→ Work to be completed: Copy out each line that mentions the word "hospital".

─── Data rows ───

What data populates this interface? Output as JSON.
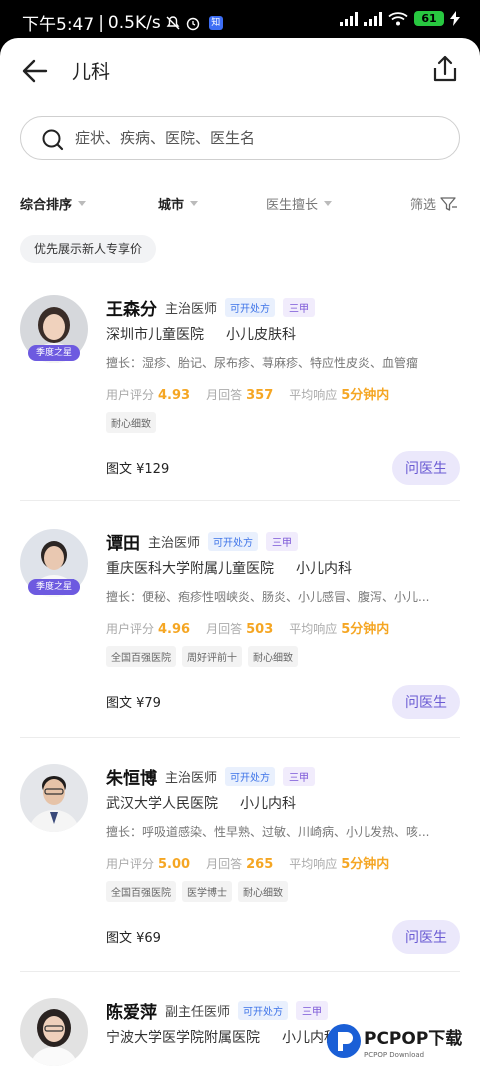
{
  "status_bar": {
    "time": "下午5:47",
    "speed": "0.5K/s",
    "app_badge": "知",
    "battery": "61"
  },
  "header": {
    "back_icon": "arrow-left-icon",
    "title": "儿科",
    "share_icon": "share-icon"
  },
  "search": {
    "placeholder": "症状、疾病、医院、医生名",
    "icon": "search-icon"
  },
  "filters": [
    {
      "label": "综合排序"
    },
    {
      "label": "城市"
    },
    {
      "label": "医生擅长"
    },
    {
      "label": "筛选"
    }
  ],
  "promo": "优先展示新人专享价",
  "stat_labels": {
    "rating": "用户评分",
    "monthly": "月回答",
    "response": "平均响应"
  },
  "badge_text": "季度之星",
  "ask_label": "问医生",
  "doctors": [
    {
      "name": "王森分",
      "title": "主治医师",
      "tag_prescription": "可开处方",
      "tag_grade": "三甲",
      "hospital": "深圳市儿童医院",
      "dept": "小儿皮肤科",
      "skill": "擅长：湿疹、胎记、尿布疹、荨麻疹、特应性皮炎、血管瘤",
      "rating": "4.93",
      "monthly": "357",
      "response": "5分钟内",
      "labels": [
        "耐心细致"
      ],
      "price": "图文 ¥129"
    },
    {
      "name": "谭田",
      "title": "主治医师",
      "tag_prescription": "可开处方",
      "tag_grade": "三甲",
      "hospital": "重庆医科大学附属儿童医院",
      "dept": "小儿内科",
      "skill": "擅长：便秘、疱疹性咽峡炎、肠炎、小儿感冒、腹泻、小儿...",
      "rating": "4.96",
      "monthly": "503",
      "response": "5分钟内",
      "labels": [
        "全国百强医院",
        "周好评前十",
        "耐心细致"
      ],
      "price": "图文 ¥79"
    },
    {
      "name": "朱恒博",
      "title": "主治医师",
      "tag_prescription": "可开处方",
      "tag_grade": "三甲",
      "hospital": "武汉大学人民医院",
      "dept": "小儿内科",
      "skill": "擅长：呼吸道感染、性早熟、过敏、川崎病、小儿发热、咳...",
      "rating": "5.00",
      "monthly": "265",
      "response": "5分钟内",
      "labels": [
        "全国百强医院",
        "医学博士",
        "耐心细致"
      ],
      "price": "图文 ¥69"
    },
    {
      "name": "陈爱萍",
      "title": "副主任医师",
      "tag_prescription": "可开处方",
      "tag_grade": "三甲",
      "hospital": "宁波大学医学院附属医院",
      "dept": "小儿内科"
    }
  ],
  "watermark": {
    "brand": "PCPOP下载",
    "sub": "PCPOP Download"
  },
  "colors": {
    "accent": "#6a5ad3",
    "rating": "#f5a623",
    "tag_blue": "#3d73e8",
    "badge": "#6d5ae0"
  }
}
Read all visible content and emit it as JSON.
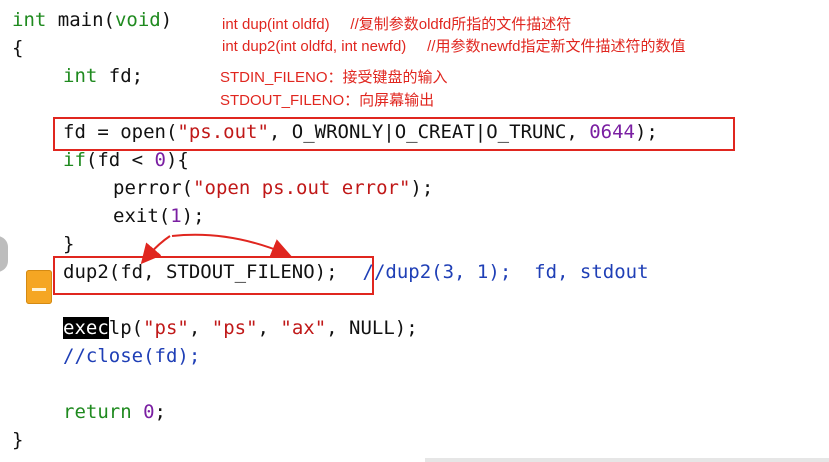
{
  "code": {
    "line1": {
      "type": "int",
      "rest": " main(",
      "void": "void",
      "close": ")"
    },
    "line2": "{",
    "line3": {
      "type": "int",
      "rest": " fd;"
    },
    "line4": {
      "a": "fd = open(",
      "s": "\"ps.out\"",
      "b": ", O_WRONLY|O_CREAT|O_TRUNC, ",
      "n": "0644",
      "c": ");"
    },
    "line5": {
      "kw": "if",
      "a": "(fd < ",
      "n": "0",
      "b": "){"
    },
    "line6": {
      "a": "perror(",
      "s": "\"open ps.out error\"",
      "b": ");"
    },
    "line7": {
      "a": "exit(",
      "n": "1",
      "b": ");"
    },
    "line8": "}",
    "line9": {
      "a": "dup2(fd, STDOUT_FILENO);",
      "c": "//dup2(3, 1);  fd, stdout"
    },
    "line10": {
      "hl": "exec",
      "a": "lp(",
      "s1": "\"ps\"",
      "sep1": ", ",
      "s2": "\"ps\"",
      "sep2": ", ",
      "s3": "\"ax\"",
      "b": ", NULL);"
    },
    "line11": "//close(fd);",
    "line12": {
      "kw": "return",
      "sp": " ",
      "n": "0",
      "b": ";"
    },
    "line13": "}"
  },
  "annotations": {
    "dup": "int dup(int oldfd)     //复制参数oldfd所指的文件描述符",
    "dup2": "int dup2(int oldfd, int newfd)     //用参数newfd指定新文件描述符的数值",
    "stdin": "STDIN_FILENO：接受键盘的输入",
    "stdout": "STDOUT_FILENO：向屏幕输出"
  },
  "colors": {
    "keyword": "#1f8a1f",
    "string": "#c01818",
    "number": "#7a1fa2",
    "comment": "#1f3fb6",
    "annotation": "#e0261f"
  }
}
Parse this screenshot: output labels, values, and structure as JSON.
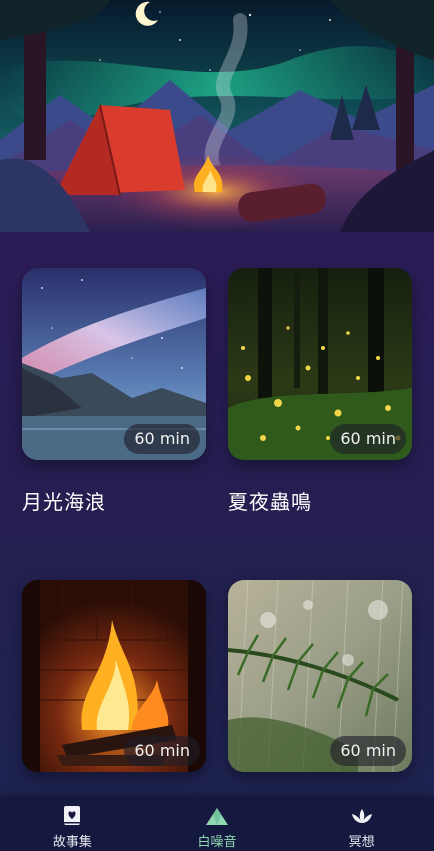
{
  "cards": [
    {
      "title": "月光海浪",
      "duration": "60 min"
    },
    {
      "title": "夏夜蟲鳴",
      "duration": "60 min"
    },
    {
      "title": "",
      "duration": "60 min"
    },
    {
      "title": "",
      "duration": "60 min"
    }
  ],
  "nav": {
    "items": [
      {
        "label": "故事集",
        "icon": "book-heart-icon",
        "active": false
      },
      {
        "label": "白噪音",
        "icon": "mountain-icon",
        "active": true
      },
      {
        "label": "冥想",
        "icon": "lotus-icon",
        "active": false
      }
    ],
    "active_color": "#8fd6b0"
  }
}
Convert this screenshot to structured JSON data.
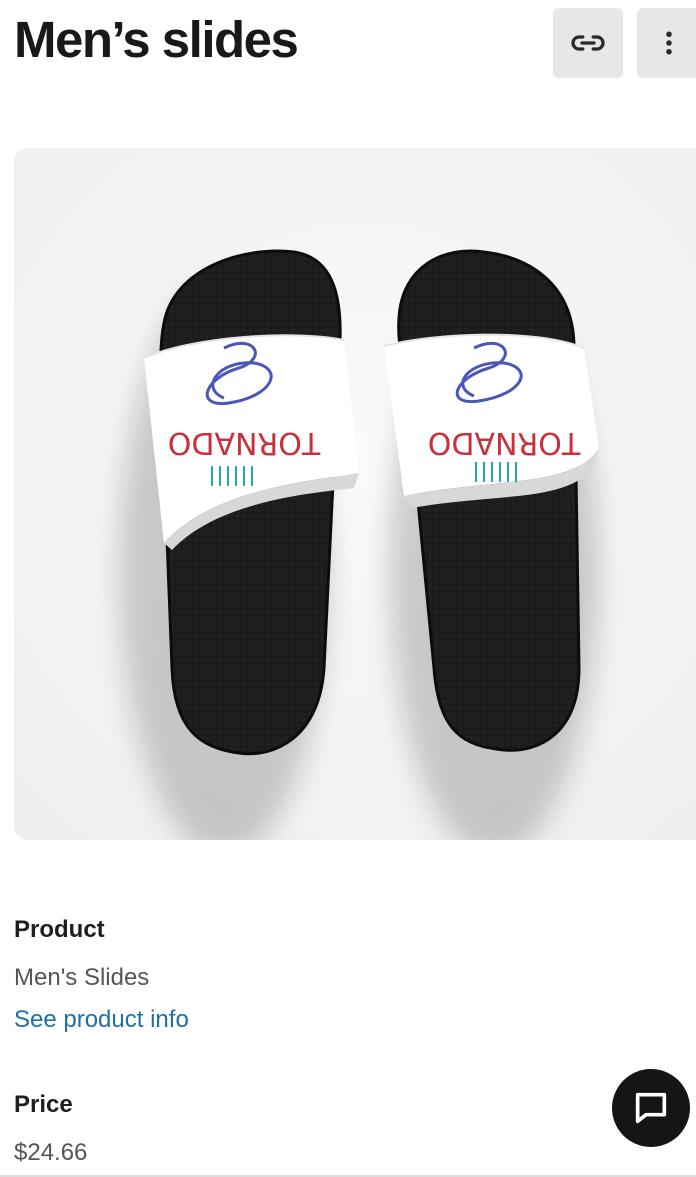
{
  "header": {
    "title": "Men’s slides",
    "link_button_icon": "link-icon",
    "more_button_icon": "more-vertical-icon"
  },
  "product_image": {
    "strap_text_left": "TORNADO",
    "strap_text_right": "TORNADO",
    "colors": {
      "sole": "#1b1b1b",
      "strap": "#ffffff",
      "text_red": "#c8303a",
      "swirl_blue": "#4a56b8",
      "ticks_teal": "#2aa3b0"
    }
  },
  "details": {
    "product_label": "Product",
    "product_value": "Men's Slides",
    "product_link": "See product info",
    "price_label": "Price",
    "price_value": "$24.66"
  },
  "chat": {
    "icon": "chat-bubble-icon"
  },
  "colors": {
    "link": "#1f6ea6",
    "button_bg": "#e7e7e7",
    "fab_bg": "#151515"
  }
}
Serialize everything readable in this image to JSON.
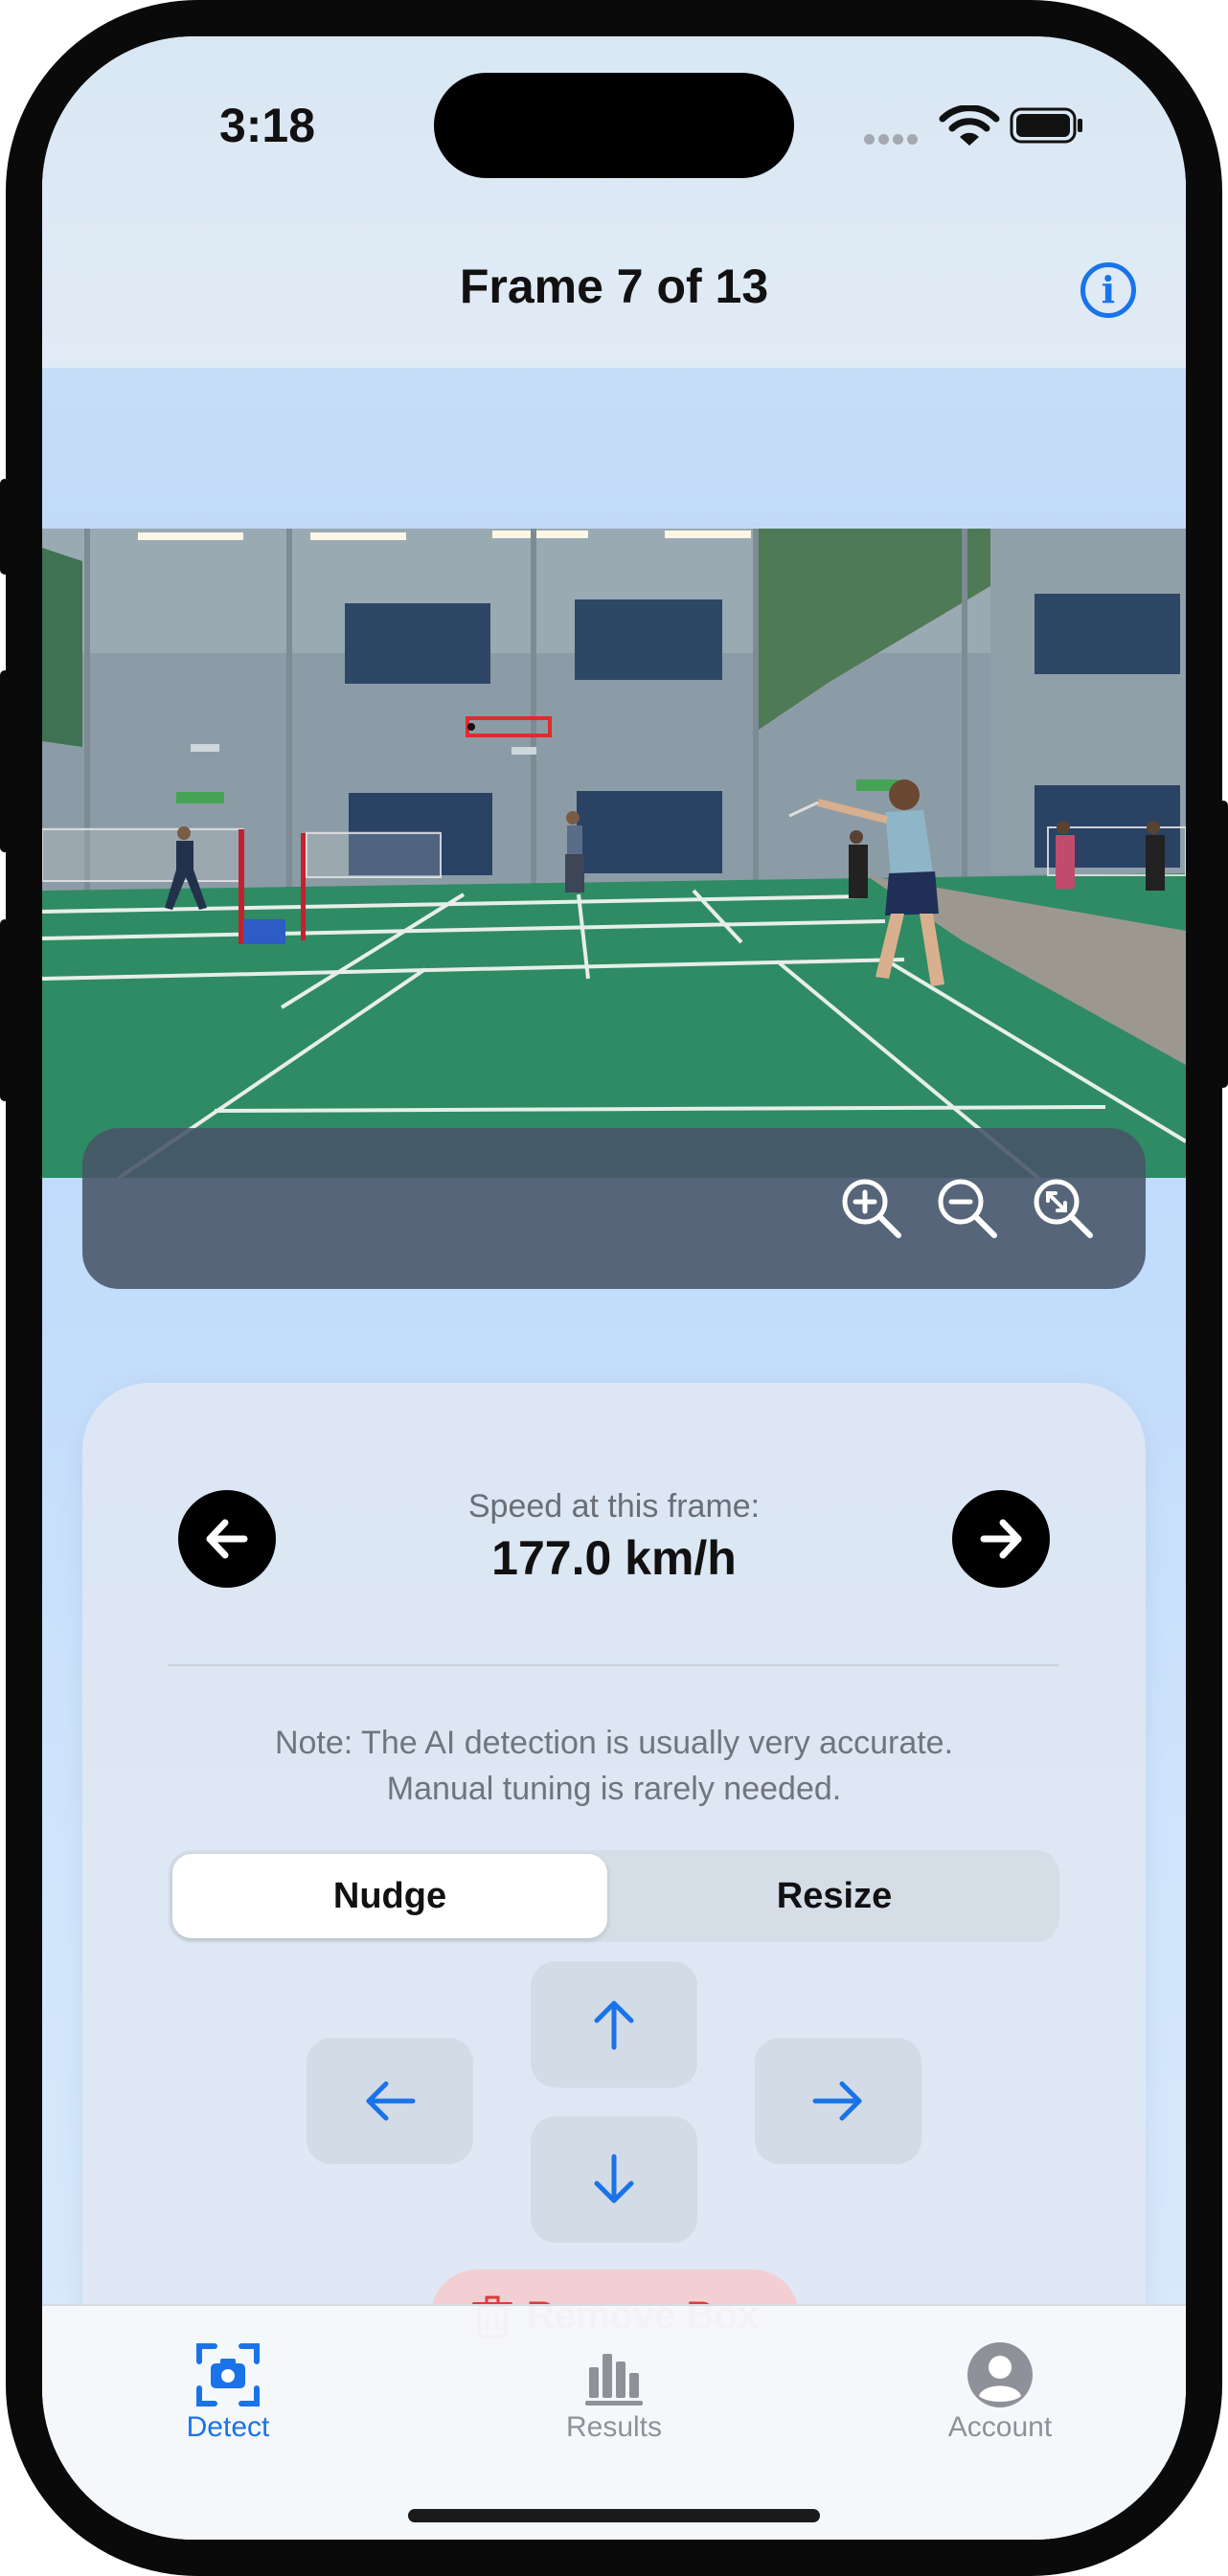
{
  "status_bar": {
    "time": "3:18"
  },
  "nav": {
    "title": "Frame 7 of 13"
  },
  "zoom": {
    "zoom_in": "zoom-in",
    "zoom_out": "zoom-out",
    "zoom_fit": "zoom-fit"
  },
  "detail": {
    "speed_label": "Speed at this frame:",
    "speed_value": "177.0 km/h",
    "note_line1": "Note: The AI detection is usually very accurate.",
    "note_line2": "Manual tuning is rarely needed.",
    "mode_options": [
      "Nudge",
      "Resize"
    ],
    "mode_selected": "Nudge",
    "remove_label": "Remove Box"
  },
  "tabs": [
    {
      "label": "Detect",
      "icon": "camera-icon",
      "selected": true
    },
    {
      "label": "Results",
      "icon": "bar-chart-icon",
      "selected": false
    },
    {
      "label": "Account",
      "icon": "person-icon",
      "selected": false
    }
  ],
  "colors": {
    "accent": "#1a73e8",
    "destructive": "#e0393b",
    "inactive": "#8e9298"
  }
}
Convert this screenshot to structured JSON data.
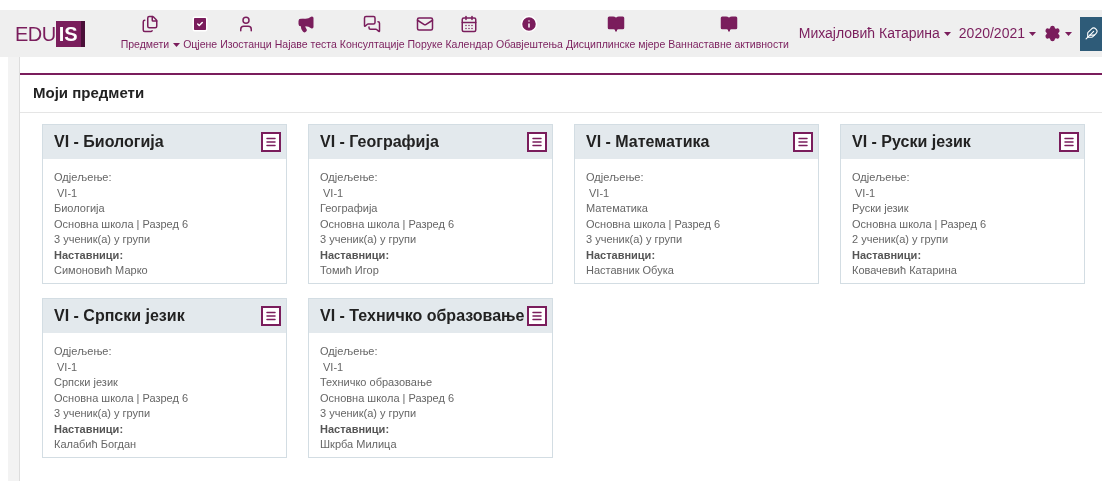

───

→ Solution below:
      "hospital": "深圳市儿童医院",
      "hospital": "重庆医科大学附属儿童医院",
      "hospital": "武汉大学人民医院",
      "hospital": "宁波大学医学院附属医院",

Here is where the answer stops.